# Extracted material:
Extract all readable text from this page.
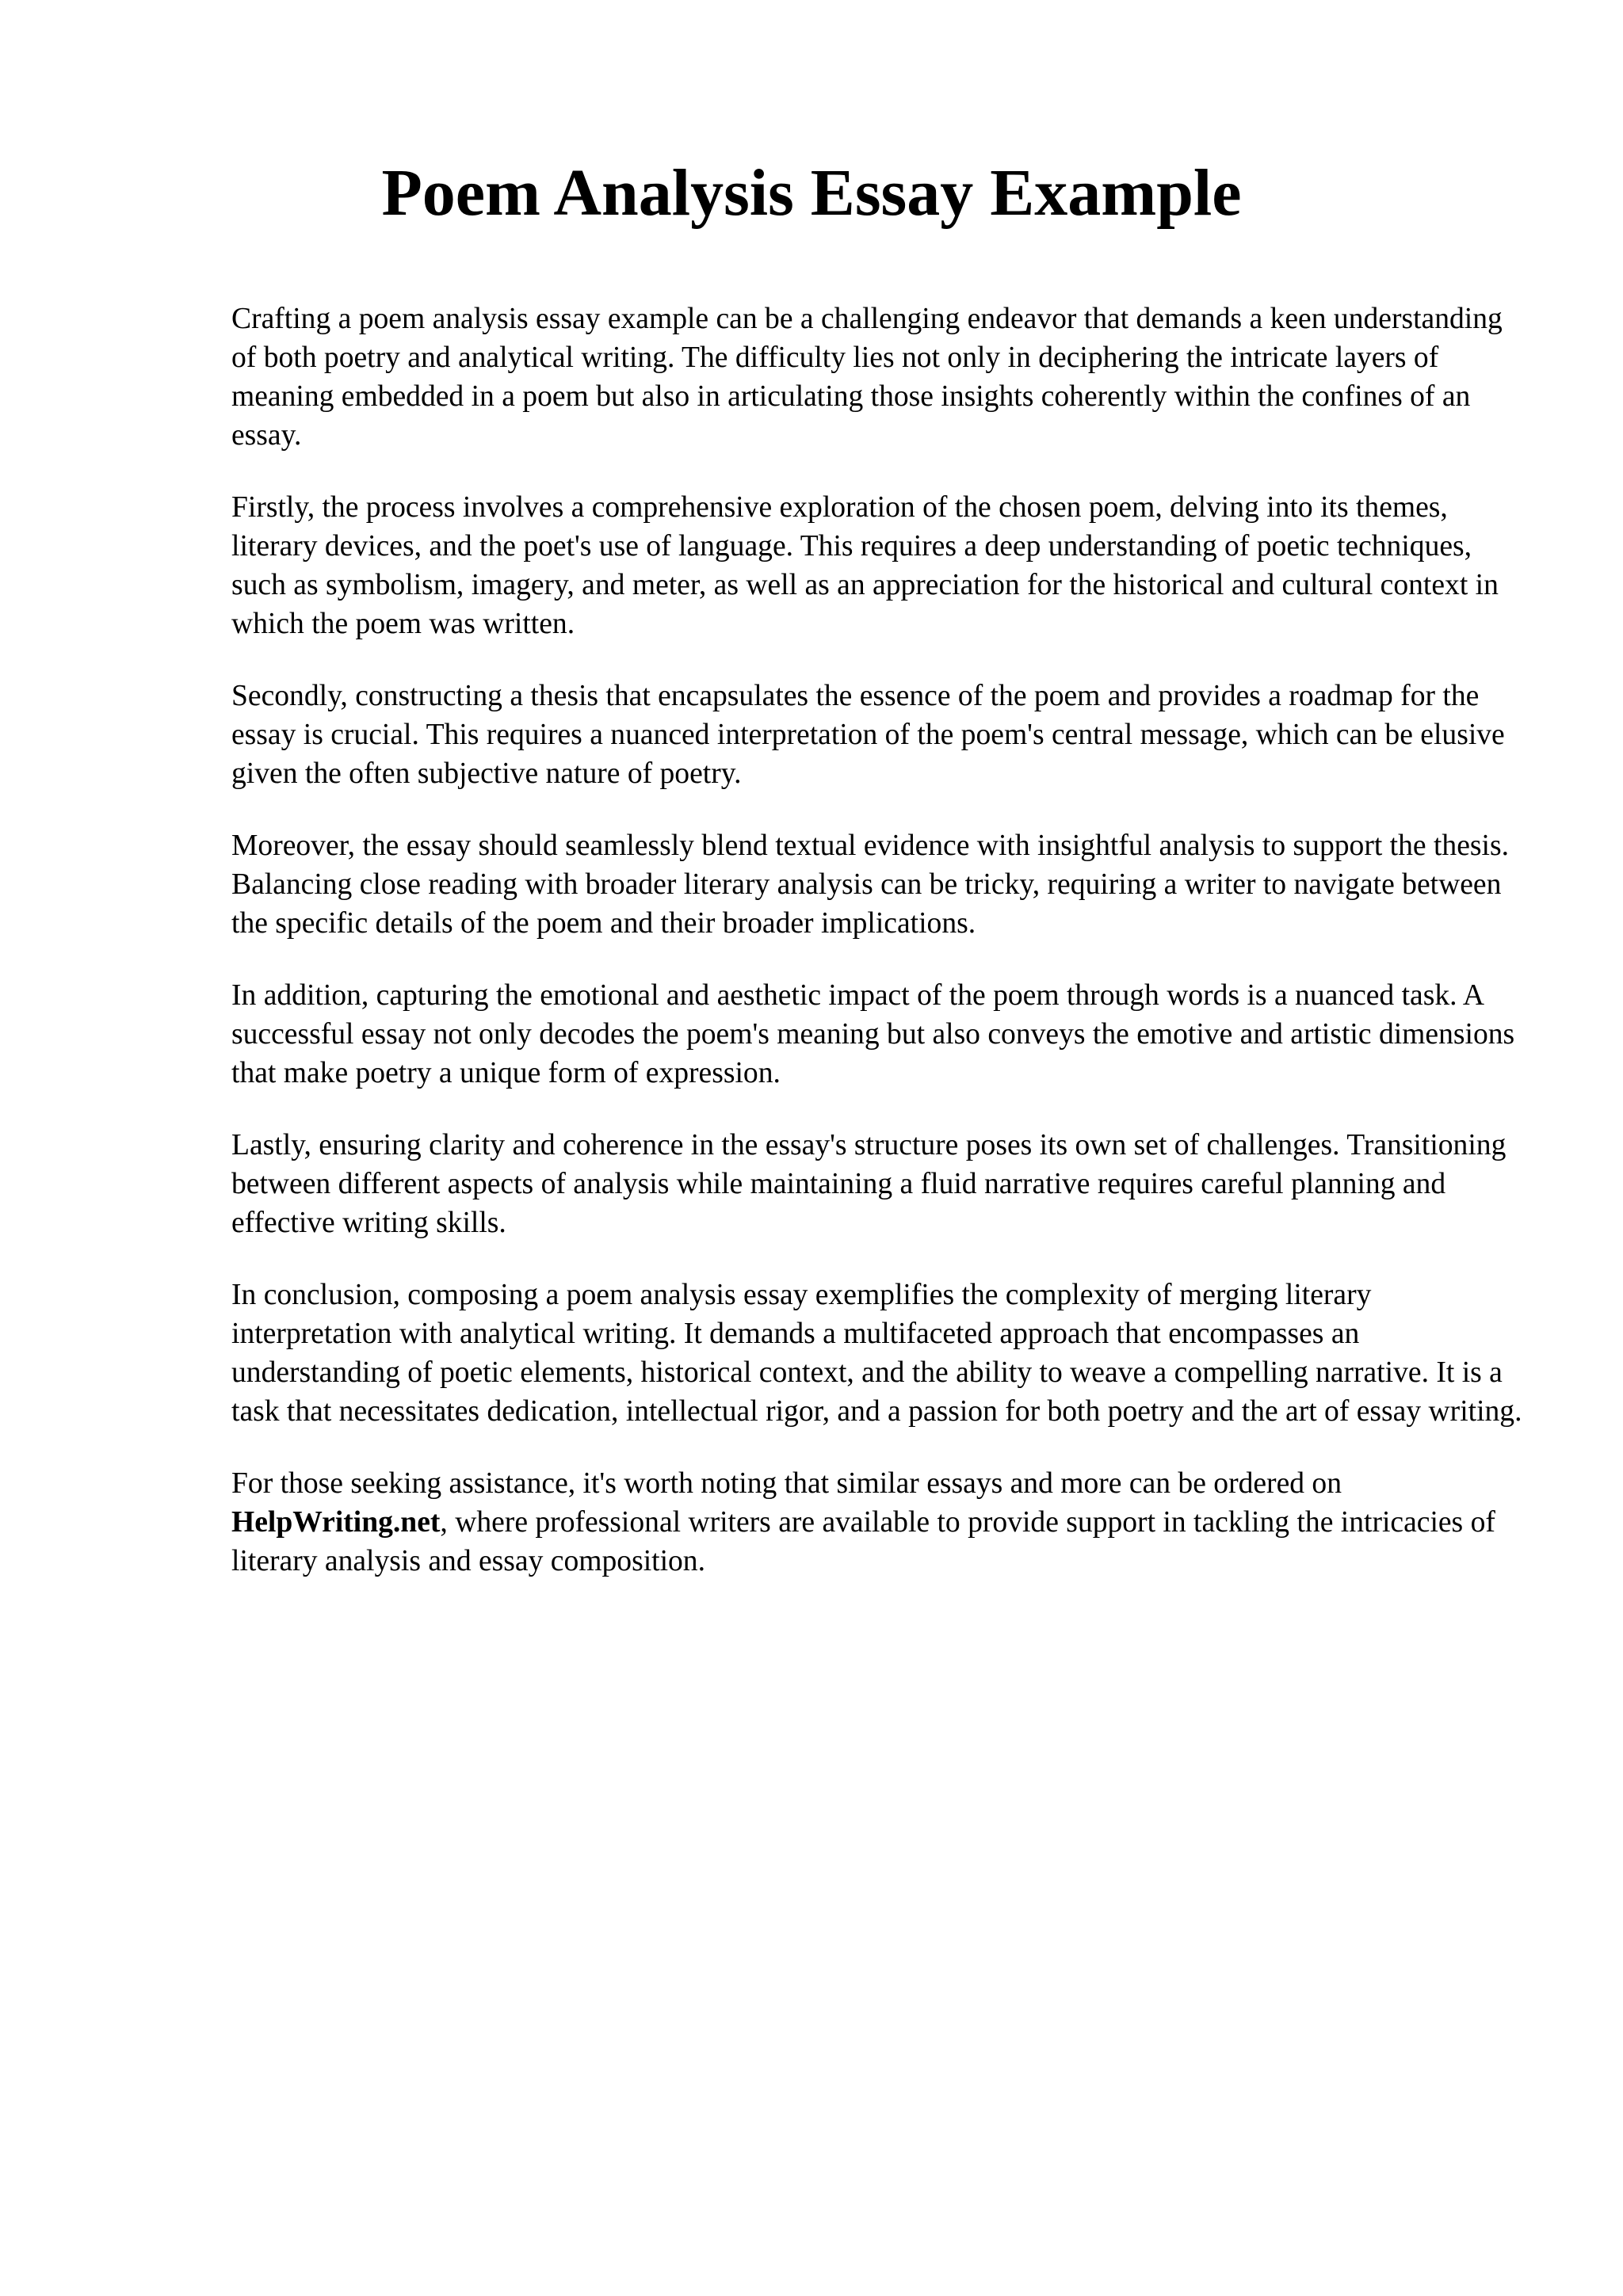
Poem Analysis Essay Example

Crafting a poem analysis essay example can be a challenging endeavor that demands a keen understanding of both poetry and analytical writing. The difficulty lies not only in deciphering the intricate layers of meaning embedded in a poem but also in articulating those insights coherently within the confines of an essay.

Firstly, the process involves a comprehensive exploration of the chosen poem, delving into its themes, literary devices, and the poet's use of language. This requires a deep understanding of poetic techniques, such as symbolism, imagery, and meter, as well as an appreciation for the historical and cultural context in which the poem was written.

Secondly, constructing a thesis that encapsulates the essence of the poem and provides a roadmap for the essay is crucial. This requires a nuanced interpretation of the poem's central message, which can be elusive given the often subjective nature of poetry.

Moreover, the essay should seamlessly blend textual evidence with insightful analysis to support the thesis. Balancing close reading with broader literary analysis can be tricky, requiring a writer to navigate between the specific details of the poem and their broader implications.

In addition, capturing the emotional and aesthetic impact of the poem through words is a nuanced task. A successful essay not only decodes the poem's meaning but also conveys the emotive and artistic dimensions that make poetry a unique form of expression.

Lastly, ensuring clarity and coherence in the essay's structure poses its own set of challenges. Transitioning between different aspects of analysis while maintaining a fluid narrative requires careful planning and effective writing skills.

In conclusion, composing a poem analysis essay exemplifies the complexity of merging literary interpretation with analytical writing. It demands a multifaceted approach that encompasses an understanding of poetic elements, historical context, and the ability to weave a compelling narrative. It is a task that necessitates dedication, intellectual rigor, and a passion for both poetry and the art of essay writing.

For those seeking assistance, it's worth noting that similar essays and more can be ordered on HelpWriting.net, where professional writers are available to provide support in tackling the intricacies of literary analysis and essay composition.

# Exercise prompt:
Except for the pictures, reproduce every line exactly.

# Output of the task:
Extract all readable text from this page.
Poem Analysis Essay Example

Crafting a poem analysis essay example can be a challenging endeavor that demands a keen understanding of both poetry and analytical writing. The difficulty lies not only in deciphering the intricate layers of meaning embedded in a poem but also in articulating those insights coherently within the confines of an essay.

Firstly, the process involves a comprehensive exploration of the chosen poem, delving into its themes, literary devices, and the poet's use of language. This requires a deep understanding of poetic techniques, such as symbolism, imagery, and meter, as well as an appreciation for the historical and cultural context in which the poem was written.

Secondly, constructing a thesis that encapsulates the essence of the poem and provides a roadmap for the essay is crucial. This requires a nuanced interpretation of the poem's central message, which can be elusive given the often subjective nature of poetry.

Moreover, the essay should seamlessly blend textual evidence with insightful analysis to support the thesis. Balancing close reading with broader literary analysis can be tricky, requiring a writer to navigate between the specific details of the poem and their broader implications.

In addition, capturing the emotional and aesthetic impact of the poem through words is a nuanced task. A successful essay not only decodes the poem's meaning but also conveys the emotive and artistic dimensions that make poetry a unique form of expression.

Lastly, ensuring clarity and coherence in the essay's structure poses its own set of challenges. Transitioning between different aspects of analysis while maintaining a fluid narrative requires careful planning and effective writing skills.

In conclusion, composing a poem analysis essay exemplifies the complexity of merging literary interpretation with analytical writing. It demands a multifaceted approach that encompasses an understanding of poetic elements, historical context, and the ability to weave a compelling narrative. It is a task that necessitates dedication, intellectual rigor, and a passion for both poetry and the art of essay writing.

For those seeking assistance, it's worth noting that similar essays and more can be ordered on HelpWriting.net, where professional writers are available to provide support in tackling the intricacies of literary analysis and essay composition.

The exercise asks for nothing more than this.